Data section:

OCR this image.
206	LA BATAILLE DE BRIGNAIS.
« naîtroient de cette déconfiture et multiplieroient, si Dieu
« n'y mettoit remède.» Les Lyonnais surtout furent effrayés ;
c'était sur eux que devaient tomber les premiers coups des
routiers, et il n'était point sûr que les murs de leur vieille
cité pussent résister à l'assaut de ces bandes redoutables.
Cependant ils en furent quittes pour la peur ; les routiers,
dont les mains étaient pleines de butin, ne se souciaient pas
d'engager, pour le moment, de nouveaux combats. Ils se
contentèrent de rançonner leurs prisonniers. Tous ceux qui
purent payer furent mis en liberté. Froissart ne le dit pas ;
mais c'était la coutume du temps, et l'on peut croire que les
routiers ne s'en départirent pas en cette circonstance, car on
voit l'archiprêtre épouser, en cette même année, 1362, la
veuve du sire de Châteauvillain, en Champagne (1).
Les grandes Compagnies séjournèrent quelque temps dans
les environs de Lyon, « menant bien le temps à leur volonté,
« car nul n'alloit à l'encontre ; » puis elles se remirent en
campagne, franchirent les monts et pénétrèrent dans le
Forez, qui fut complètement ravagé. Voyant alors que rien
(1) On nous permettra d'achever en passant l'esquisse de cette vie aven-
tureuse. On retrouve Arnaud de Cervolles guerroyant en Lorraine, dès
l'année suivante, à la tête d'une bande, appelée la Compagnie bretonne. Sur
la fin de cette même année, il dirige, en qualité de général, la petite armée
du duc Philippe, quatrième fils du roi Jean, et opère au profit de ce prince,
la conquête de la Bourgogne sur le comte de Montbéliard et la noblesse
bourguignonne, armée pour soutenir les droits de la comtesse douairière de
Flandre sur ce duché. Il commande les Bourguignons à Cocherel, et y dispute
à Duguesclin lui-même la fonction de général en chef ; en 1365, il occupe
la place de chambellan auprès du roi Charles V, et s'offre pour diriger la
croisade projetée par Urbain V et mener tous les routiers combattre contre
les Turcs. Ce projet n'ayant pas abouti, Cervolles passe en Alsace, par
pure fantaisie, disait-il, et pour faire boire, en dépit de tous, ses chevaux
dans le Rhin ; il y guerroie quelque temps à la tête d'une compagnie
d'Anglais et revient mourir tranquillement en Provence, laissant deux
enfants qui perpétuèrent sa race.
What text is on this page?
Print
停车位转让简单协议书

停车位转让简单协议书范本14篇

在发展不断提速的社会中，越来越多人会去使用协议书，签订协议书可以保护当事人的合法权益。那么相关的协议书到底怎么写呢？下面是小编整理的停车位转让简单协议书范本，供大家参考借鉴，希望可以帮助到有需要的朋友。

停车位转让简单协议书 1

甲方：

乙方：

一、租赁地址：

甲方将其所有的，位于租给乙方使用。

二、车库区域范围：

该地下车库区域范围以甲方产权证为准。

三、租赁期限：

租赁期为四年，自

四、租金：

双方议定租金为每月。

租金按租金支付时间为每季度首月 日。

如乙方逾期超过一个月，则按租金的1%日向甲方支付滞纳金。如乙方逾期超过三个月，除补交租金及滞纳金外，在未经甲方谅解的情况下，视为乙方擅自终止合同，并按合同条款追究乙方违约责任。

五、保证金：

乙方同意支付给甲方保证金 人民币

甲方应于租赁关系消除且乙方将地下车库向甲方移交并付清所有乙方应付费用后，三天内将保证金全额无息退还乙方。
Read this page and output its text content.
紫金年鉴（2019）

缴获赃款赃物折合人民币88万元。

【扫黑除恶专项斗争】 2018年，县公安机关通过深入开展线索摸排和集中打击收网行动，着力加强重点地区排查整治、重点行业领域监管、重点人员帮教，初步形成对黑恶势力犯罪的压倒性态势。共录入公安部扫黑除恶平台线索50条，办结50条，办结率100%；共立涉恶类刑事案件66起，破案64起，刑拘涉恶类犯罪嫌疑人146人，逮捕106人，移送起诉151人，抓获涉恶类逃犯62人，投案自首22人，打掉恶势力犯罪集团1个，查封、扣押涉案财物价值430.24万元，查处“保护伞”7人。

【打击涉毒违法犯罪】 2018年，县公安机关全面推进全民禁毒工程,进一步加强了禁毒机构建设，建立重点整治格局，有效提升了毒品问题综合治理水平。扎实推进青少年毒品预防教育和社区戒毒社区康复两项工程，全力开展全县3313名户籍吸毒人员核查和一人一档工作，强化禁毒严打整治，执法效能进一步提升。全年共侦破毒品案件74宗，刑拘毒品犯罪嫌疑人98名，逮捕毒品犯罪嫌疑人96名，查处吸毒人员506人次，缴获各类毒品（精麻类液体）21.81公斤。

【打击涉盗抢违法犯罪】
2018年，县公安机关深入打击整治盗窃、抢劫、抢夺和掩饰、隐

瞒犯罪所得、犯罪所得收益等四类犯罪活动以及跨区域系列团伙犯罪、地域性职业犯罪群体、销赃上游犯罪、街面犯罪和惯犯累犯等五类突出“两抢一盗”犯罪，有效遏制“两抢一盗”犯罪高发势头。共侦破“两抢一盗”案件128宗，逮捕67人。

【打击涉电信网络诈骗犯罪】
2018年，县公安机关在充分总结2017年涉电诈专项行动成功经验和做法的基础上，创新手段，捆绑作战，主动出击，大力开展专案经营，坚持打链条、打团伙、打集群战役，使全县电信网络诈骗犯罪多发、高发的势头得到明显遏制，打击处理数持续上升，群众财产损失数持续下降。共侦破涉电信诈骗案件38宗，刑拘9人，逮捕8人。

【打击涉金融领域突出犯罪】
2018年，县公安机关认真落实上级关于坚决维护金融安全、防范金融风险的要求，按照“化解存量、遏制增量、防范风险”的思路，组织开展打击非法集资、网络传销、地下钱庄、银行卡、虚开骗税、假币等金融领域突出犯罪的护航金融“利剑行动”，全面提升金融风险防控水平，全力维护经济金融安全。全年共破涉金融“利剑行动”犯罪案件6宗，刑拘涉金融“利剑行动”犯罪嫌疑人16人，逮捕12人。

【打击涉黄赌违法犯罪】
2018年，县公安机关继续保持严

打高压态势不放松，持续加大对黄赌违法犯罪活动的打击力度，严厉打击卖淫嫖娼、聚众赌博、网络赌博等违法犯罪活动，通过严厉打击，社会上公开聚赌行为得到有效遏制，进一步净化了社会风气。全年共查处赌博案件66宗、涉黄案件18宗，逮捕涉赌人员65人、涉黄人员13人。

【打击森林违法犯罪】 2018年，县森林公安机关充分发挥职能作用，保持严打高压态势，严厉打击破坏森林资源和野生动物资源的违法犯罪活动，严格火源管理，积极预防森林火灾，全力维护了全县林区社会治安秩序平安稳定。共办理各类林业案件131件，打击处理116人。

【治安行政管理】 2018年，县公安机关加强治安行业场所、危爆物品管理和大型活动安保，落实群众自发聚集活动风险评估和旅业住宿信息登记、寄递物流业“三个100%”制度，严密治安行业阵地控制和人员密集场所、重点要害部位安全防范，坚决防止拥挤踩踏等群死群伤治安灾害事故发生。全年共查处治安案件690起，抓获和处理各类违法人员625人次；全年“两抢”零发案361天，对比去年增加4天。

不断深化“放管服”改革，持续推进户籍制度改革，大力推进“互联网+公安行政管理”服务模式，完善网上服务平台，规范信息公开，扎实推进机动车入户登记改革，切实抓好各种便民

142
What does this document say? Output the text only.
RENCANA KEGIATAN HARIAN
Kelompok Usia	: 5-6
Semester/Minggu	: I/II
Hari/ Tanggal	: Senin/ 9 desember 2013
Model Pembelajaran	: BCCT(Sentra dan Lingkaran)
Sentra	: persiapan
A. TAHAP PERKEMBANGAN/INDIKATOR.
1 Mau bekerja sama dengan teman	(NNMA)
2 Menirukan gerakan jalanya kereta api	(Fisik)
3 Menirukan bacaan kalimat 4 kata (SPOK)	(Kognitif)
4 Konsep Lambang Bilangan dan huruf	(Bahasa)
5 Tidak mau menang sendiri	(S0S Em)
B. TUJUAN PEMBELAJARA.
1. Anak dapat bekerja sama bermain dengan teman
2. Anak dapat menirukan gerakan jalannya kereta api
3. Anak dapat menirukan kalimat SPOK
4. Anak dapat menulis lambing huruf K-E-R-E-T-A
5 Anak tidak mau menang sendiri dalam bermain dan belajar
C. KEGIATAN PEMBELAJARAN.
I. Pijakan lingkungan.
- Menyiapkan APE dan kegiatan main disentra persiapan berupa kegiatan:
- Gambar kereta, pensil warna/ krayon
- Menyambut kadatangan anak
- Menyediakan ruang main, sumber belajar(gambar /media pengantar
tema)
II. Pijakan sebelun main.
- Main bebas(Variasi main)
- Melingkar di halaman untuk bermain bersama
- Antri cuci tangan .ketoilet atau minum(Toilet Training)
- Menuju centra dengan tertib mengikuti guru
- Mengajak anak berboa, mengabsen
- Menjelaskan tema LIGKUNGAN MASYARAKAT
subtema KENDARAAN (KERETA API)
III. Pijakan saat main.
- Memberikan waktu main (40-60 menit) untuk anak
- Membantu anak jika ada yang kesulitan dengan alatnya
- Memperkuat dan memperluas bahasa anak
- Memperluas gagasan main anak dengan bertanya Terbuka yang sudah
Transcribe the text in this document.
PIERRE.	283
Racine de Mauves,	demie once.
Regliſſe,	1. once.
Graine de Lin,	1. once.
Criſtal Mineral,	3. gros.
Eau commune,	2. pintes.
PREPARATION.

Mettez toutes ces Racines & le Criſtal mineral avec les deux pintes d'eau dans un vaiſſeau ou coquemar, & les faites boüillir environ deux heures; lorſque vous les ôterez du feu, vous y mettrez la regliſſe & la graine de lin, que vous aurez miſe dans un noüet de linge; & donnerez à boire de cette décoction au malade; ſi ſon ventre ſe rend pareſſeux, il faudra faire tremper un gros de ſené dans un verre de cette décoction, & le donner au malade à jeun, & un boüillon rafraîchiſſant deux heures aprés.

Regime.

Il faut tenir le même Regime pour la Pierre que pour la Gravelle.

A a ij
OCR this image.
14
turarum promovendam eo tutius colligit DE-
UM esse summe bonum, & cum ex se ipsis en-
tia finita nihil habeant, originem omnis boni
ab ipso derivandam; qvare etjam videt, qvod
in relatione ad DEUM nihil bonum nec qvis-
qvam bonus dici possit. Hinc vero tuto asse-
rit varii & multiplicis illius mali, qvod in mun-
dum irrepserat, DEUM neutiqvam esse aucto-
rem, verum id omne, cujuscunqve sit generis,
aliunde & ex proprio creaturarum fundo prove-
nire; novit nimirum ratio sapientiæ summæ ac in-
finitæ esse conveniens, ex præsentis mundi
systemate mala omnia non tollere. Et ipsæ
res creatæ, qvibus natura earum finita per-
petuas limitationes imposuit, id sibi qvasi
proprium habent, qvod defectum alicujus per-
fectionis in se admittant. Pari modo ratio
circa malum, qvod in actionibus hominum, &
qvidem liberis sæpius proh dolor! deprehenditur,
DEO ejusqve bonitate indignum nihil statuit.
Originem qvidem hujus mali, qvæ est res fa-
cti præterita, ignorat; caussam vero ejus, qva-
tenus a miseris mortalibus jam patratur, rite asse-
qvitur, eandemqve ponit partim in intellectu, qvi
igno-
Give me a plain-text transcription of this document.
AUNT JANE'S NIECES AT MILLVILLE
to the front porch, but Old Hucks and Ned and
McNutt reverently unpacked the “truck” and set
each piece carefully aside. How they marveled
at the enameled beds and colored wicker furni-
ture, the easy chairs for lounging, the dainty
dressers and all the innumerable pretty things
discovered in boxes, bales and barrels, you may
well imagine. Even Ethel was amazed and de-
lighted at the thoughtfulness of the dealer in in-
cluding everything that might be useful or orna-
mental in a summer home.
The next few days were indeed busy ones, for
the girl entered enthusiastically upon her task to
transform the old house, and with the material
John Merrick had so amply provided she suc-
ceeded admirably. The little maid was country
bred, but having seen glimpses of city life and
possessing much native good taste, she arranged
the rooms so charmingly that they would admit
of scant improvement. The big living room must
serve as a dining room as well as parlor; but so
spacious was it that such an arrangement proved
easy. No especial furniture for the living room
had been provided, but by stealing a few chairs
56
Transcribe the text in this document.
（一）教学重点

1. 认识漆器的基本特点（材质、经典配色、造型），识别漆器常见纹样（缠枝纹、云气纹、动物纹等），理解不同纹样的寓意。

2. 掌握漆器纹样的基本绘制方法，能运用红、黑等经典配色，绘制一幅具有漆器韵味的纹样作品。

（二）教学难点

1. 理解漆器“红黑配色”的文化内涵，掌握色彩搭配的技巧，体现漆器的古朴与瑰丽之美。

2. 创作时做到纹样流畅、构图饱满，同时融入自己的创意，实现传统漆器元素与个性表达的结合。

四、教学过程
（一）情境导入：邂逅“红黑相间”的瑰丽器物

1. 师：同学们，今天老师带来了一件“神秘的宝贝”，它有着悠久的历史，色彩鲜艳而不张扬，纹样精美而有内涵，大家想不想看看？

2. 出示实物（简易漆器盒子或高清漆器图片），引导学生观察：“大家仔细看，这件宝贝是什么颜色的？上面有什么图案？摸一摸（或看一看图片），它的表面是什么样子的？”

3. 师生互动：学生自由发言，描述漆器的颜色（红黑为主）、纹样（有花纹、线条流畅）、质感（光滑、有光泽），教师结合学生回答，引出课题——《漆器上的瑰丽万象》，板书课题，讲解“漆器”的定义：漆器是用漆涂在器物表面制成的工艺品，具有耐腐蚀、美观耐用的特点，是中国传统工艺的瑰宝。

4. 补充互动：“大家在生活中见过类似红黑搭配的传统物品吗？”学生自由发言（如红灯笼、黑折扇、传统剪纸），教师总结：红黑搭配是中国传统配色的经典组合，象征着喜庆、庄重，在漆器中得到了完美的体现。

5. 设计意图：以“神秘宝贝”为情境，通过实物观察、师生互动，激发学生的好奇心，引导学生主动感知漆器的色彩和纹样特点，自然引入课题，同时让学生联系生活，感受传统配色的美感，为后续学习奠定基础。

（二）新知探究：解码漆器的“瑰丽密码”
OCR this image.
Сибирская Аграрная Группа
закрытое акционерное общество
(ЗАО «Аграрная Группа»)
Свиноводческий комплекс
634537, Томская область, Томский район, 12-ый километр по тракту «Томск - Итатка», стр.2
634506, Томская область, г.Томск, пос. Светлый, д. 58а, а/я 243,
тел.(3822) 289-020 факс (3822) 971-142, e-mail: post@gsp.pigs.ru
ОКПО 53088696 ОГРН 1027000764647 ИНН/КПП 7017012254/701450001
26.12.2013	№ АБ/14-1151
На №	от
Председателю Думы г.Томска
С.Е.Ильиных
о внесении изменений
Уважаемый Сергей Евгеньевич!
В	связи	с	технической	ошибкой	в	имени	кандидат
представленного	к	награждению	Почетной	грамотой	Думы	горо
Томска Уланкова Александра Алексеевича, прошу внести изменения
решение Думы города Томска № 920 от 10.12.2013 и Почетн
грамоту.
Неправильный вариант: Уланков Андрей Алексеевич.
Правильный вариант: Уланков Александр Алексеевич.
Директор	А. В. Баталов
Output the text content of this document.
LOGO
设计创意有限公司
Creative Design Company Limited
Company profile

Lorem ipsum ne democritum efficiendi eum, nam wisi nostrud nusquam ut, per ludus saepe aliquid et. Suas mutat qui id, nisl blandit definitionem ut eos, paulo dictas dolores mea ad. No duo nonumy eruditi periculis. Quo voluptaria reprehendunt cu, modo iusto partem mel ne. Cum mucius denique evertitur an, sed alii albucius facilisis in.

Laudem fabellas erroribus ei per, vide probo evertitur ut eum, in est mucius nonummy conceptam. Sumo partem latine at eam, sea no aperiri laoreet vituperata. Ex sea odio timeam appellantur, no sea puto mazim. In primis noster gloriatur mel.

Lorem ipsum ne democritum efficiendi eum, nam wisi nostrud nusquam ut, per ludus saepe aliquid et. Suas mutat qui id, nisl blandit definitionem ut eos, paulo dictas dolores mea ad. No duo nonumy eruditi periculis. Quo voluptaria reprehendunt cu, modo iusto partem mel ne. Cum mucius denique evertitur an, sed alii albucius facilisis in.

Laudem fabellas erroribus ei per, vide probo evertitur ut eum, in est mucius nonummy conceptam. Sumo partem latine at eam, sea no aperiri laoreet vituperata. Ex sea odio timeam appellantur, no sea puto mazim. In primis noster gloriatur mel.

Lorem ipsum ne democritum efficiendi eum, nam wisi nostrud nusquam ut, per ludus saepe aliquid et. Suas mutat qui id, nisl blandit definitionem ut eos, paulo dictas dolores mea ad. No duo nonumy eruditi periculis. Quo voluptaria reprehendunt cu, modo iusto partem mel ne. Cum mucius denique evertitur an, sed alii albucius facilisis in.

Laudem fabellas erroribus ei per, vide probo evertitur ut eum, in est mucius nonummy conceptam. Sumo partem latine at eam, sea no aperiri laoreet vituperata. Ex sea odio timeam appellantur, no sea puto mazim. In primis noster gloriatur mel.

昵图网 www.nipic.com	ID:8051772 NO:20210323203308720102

Directive:
Provide only the number of lines in the entries that hold the word "pintes".

Solved problem:
2